EXERCISE DESCRIPTION
Tally the lines of the data that include the word "type" and state the total, nothing else.

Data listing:
■ ■ ■ ■
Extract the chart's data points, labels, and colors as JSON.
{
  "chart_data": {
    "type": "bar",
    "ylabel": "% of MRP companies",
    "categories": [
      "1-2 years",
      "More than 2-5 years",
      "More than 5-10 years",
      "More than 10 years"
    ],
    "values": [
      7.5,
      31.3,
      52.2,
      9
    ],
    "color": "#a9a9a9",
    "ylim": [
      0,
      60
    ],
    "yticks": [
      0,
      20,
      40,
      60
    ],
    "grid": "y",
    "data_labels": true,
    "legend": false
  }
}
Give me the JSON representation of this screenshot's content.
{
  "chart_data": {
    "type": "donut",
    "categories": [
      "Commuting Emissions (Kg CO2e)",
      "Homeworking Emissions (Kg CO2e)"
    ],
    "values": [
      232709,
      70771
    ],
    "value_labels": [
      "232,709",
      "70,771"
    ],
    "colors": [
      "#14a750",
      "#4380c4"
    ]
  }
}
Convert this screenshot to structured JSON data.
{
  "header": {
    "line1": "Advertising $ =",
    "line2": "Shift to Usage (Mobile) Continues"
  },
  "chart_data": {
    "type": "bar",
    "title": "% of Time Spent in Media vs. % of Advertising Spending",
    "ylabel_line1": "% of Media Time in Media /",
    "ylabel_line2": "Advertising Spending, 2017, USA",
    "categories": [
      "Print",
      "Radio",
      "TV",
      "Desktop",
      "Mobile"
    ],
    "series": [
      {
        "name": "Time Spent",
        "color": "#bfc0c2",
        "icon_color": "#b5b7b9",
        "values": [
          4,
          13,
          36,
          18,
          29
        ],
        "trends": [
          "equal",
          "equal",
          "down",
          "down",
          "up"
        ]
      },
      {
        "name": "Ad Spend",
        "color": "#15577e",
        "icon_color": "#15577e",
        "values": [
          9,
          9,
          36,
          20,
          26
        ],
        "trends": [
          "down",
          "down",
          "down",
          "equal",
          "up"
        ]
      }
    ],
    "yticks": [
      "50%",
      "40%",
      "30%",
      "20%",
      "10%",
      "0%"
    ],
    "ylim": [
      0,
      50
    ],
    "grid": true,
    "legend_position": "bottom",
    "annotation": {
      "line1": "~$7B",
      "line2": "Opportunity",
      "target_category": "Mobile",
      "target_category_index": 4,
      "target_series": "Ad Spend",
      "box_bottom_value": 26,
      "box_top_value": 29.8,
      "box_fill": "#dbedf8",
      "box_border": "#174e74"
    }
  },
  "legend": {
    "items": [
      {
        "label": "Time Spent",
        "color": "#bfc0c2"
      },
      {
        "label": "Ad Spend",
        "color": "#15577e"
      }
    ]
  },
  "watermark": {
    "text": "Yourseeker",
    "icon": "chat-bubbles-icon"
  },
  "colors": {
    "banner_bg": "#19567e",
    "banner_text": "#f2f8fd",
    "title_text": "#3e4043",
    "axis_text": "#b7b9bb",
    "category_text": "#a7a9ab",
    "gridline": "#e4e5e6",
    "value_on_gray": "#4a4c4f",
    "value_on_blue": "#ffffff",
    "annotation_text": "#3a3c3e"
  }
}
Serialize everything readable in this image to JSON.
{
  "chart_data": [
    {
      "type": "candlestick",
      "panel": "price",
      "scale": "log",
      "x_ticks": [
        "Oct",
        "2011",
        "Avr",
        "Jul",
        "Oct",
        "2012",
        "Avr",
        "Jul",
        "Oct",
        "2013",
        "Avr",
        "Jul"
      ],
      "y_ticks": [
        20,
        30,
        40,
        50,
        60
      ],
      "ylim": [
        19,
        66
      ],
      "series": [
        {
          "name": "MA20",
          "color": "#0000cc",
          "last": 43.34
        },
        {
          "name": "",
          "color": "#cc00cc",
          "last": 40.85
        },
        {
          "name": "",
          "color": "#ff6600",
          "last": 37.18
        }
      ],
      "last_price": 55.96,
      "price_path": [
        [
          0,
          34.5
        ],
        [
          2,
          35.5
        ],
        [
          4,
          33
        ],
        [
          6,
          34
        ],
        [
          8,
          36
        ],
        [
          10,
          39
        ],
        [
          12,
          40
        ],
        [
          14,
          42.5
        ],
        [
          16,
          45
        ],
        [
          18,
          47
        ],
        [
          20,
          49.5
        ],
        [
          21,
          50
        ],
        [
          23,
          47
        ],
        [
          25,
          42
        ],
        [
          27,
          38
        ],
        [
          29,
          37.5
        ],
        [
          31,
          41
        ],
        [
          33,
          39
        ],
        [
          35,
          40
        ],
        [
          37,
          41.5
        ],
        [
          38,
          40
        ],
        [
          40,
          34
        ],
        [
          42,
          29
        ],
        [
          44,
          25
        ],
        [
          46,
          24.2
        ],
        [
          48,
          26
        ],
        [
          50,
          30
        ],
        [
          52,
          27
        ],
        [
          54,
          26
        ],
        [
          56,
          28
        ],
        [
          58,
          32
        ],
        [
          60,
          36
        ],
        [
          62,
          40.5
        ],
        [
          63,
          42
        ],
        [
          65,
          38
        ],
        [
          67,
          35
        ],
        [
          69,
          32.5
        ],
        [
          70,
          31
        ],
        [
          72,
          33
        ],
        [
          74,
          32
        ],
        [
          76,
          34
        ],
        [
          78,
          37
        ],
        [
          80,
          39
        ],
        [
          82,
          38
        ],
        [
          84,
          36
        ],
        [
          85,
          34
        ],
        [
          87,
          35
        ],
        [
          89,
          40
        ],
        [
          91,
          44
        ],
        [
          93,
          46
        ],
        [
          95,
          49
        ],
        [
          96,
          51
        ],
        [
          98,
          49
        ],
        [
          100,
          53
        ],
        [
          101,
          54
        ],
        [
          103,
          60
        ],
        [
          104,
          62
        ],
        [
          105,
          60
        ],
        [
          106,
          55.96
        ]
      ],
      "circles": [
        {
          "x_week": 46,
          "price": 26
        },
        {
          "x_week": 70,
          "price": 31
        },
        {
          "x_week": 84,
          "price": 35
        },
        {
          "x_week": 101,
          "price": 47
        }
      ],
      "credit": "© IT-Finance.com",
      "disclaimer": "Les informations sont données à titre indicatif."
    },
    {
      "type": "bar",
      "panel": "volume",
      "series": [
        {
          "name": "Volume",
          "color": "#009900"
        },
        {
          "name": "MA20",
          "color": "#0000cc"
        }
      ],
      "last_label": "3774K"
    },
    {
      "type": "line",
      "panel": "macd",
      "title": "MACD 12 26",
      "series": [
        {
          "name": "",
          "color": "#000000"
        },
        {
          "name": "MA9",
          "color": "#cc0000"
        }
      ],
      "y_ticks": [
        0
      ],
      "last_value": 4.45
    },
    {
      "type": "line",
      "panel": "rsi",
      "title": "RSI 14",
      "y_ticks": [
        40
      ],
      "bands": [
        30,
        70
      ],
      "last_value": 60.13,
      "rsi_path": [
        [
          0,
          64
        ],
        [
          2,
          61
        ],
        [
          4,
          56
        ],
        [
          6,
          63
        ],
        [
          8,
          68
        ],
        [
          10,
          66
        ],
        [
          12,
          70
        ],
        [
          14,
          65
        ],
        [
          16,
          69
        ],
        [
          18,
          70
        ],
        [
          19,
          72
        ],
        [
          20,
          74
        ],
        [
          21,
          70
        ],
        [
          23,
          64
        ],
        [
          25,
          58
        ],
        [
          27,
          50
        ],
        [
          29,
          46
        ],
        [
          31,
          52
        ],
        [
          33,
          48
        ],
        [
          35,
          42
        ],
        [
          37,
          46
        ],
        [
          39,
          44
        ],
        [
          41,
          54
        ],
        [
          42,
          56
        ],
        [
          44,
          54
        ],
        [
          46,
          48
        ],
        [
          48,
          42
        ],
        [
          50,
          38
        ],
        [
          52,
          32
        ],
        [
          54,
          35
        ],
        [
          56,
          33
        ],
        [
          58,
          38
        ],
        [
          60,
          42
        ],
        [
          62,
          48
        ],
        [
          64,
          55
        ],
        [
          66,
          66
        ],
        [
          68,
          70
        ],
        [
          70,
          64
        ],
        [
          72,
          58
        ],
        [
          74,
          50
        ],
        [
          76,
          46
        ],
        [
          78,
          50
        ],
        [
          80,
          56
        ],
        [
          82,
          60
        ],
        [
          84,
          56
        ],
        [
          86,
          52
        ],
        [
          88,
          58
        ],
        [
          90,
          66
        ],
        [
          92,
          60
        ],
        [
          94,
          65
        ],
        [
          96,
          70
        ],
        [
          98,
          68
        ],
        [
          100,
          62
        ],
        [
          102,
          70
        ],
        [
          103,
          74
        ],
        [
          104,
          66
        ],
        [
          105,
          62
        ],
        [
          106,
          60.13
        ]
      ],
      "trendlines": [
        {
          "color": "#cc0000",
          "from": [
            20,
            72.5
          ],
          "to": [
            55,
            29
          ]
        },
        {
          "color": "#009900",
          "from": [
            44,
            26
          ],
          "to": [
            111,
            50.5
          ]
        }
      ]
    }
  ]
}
■ ■ ■ ■
EXPECTED OUTPUT
7